- WHAT TO PRODUCE
Leave out the pictures; transcribe all else exactly.

^^^^

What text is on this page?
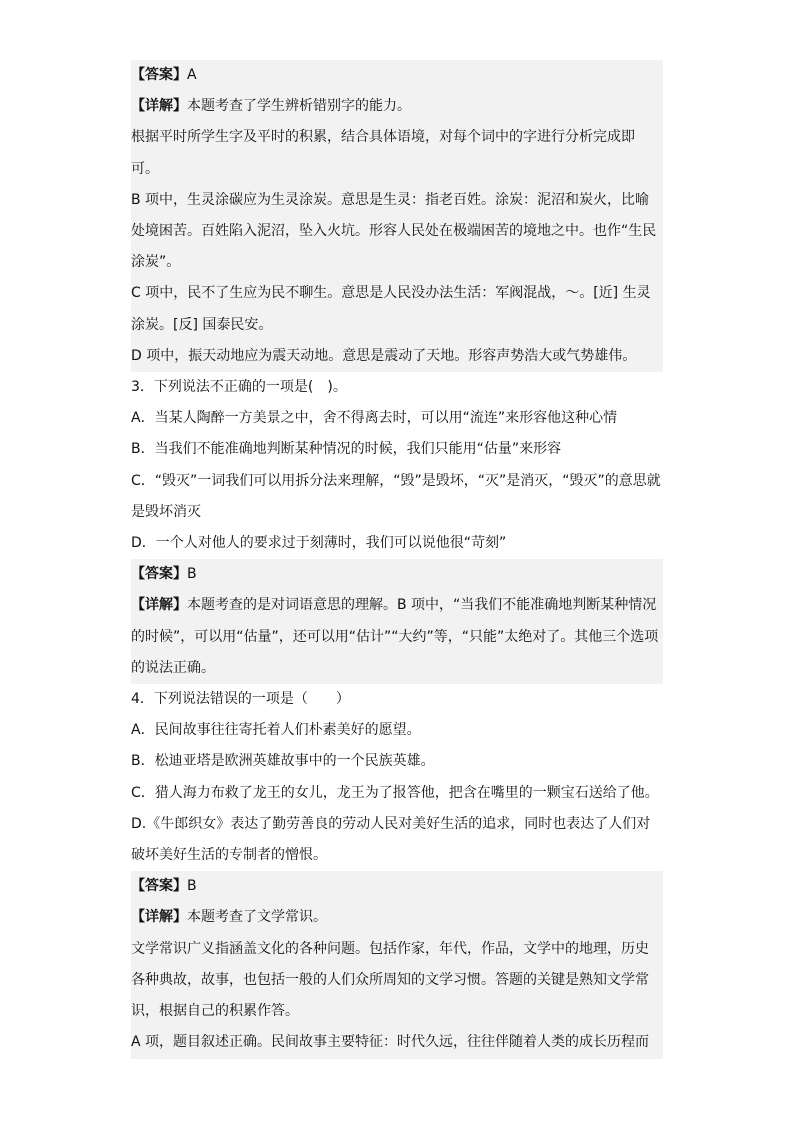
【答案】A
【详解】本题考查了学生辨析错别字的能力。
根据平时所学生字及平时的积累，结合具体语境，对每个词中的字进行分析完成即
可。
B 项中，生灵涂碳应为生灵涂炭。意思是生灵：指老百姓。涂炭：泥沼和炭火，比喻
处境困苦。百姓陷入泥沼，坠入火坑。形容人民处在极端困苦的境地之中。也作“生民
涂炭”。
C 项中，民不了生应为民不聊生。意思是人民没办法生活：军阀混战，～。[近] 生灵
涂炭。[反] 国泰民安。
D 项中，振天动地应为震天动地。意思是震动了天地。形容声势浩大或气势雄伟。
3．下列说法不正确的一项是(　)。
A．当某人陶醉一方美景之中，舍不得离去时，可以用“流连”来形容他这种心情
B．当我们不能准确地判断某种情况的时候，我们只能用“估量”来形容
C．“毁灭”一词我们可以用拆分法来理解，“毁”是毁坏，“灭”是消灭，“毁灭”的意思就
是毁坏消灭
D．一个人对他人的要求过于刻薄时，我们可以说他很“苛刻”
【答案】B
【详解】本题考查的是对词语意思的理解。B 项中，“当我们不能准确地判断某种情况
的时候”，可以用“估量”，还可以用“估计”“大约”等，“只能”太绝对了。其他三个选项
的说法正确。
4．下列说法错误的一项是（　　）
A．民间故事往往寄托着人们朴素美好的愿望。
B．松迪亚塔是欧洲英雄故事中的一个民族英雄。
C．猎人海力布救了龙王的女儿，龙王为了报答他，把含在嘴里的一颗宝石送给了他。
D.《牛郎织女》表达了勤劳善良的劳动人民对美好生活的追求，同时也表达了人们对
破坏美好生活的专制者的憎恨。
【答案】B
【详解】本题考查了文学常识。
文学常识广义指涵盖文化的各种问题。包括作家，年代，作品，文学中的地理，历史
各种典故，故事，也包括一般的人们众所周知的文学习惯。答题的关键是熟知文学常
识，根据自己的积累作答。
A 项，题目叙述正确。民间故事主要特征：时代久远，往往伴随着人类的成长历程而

^^^^

- THE REPLY
What text is on this page?
【答案】A
【详解】本题考查了学生辨析错别字的能力。
根据平时所学生字及平时的积累，结合具体语境，对每个词中的字进行分析完成即
可。
B 项中，生灵涂碳应为生灵涂炭。意思是生灵：指老百姓。涂炭：泥沼和炭火，比喻
处境困苦。百姓陷入泥沼，坠入火坑。形容人民处在极端困苦的境地之中。也作“生民
涂炭”。
C 项中，民不了生应为民不聊生。意思是人民没办法生活：军阀混战，～。[近] 生灵
涂炭。[反] 国泰民安。
D 项中，振天动地应为震天动地。意思是震动了天地。形容声势浩大或气势雄伟。
3．下列说法不正确的一项是(　)。
A．当某人陶醉一方美景之中，舍不得离去时，可以用“流连”来形容他这种心情
B．当我们不能准确地判断某种情况的时候，我们只能用“估量”来形容
C．“毁灭”一词我们可以用拆分法来理解，“毁”是毁坏，“灭”是消灭，“毁灭”的意思就
是毁坏消灭
D．一个人对他人的要求过于刻薄时，我们可以说他很“苛刻”
【答案】B
【详解】本题考查的是对词语意思的理解。B 项中，“当我们不能准确地判断某种情况
的时候”，可以用“估量”，还可以用“估计”“大约”等，“只能”太绝对了。其他三个选项
的说法正确。
4．下列说法错误的一项是（　　）
A．民间故事往往寄托着人们朴素美好的愿望。
B．松迪亚塔是欧洲英雄故事中的一个民族英雄。
C．猎人海力布救了龙王的女儿，龙王为了报答他，把含在嘴里的一颗宝石送给了他。
D.《牛郎织女》表达了勤劳善良的劳动人民对美好生活的追求，同时也表达了人们对
破坏美好生活的专制者的憎恨。
【答案】B
【详解】本题考查了文学常识。
文学常识广义指涵盖文化的各种问题。包括作家，年代，作品，文学中的地理，历史
各种典故，故事，也包括一般的人们众所周知的文学习惯。答题的关键是熟知文学常
识，根据自己的积累作答。
A 项，题目叙述正确。民间故事主要特征：时代久远，往往伴随着人类的成长历程而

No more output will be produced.